═══ Given records ═══
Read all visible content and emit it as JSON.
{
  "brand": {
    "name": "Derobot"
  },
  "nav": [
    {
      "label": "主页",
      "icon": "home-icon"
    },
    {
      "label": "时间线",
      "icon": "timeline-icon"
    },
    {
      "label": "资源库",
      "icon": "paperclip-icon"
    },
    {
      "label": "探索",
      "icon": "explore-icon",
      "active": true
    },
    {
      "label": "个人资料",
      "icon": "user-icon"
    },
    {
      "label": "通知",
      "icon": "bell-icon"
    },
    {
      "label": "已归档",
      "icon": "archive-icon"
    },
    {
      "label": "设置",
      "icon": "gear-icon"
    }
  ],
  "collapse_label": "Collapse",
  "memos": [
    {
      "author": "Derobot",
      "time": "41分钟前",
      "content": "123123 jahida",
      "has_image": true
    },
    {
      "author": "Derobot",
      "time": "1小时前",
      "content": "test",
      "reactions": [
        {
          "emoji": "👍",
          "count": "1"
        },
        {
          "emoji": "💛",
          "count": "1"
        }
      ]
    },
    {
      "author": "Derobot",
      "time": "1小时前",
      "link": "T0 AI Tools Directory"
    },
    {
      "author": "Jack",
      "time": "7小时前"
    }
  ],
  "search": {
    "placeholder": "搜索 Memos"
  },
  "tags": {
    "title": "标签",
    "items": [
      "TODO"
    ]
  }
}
═══
Job: Ascertain the number of lines in the entries that include the word "icon", and report only that number.

Reply: 8